■ **Exercise data**
-------

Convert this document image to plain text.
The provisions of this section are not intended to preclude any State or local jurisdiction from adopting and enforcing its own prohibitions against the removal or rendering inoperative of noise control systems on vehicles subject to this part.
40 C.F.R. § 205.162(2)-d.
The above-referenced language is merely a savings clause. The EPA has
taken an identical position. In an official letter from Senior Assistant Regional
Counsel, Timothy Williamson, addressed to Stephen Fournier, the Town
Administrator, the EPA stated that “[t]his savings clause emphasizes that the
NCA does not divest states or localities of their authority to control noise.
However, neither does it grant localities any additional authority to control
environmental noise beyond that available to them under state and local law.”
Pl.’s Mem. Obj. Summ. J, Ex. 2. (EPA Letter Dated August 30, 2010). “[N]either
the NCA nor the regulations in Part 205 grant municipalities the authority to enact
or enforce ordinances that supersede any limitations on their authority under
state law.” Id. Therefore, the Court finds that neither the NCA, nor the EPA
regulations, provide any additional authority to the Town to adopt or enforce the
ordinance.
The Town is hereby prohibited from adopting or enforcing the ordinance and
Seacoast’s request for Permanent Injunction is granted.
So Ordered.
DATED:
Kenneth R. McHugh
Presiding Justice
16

-------

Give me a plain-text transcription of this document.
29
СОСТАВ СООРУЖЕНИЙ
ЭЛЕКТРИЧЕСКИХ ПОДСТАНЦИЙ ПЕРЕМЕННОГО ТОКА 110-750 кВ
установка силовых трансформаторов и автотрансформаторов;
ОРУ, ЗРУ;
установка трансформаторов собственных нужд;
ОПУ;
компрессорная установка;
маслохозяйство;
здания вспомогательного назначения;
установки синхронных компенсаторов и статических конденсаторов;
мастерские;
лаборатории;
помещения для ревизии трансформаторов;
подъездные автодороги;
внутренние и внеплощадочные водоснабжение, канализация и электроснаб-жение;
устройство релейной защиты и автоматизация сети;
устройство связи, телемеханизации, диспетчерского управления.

-------

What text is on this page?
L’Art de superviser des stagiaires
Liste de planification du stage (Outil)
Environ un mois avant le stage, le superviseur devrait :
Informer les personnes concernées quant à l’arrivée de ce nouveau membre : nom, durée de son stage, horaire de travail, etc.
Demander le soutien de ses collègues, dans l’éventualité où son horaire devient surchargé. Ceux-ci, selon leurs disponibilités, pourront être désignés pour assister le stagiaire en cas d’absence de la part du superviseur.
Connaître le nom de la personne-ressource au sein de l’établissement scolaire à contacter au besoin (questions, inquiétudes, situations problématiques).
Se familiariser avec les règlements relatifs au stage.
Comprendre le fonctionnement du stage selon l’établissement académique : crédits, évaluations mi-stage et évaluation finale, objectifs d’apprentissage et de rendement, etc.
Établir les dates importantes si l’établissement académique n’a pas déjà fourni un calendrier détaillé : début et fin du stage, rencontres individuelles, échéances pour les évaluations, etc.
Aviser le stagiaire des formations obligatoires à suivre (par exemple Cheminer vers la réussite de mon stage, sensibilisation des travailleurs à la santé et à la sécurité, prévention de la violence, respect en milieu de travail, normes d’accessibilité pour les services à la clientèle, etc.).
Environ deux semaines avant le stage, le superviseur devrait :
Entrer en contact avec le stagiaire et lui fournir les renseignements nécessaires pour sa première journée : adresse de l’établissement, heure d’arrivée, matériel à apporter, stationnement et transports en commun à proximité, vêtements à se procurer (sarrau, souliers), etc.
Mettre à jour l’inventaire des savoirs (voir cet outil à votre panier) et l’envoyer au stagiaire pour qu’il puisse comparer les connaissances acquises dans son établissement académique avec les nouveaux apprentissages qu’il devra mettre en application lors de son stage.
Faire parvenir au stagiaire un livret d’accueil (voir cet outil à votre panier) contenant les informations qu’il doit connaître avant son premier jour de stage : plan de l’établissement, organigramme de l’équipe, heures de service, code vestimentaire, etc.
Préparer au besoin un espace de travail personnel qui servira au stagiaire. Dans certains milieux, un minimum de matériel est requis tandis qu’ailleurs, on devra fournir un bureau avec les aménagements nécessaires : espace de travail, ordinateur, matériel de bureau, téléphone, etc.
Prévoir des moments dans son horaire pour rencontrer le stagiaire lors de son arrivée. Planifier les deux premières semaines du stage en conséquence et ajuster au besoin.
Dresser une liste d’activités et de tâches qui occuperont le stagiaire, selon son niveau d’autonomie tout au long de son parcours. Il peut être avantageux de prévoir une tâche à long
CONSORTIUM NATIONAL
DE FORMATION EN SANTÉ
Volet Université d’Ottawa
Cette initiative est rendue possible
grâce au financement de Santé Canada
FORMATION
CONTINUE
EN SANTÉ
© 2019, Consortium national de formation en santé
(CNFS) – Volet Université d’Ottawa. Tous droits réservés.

-------

Identify all lines where the word "devrait" shows up. Copy them.

Environ un mois avant le stage, le superviseur devrait :
Environ deux semaines avant le stage, le superviseur devrait :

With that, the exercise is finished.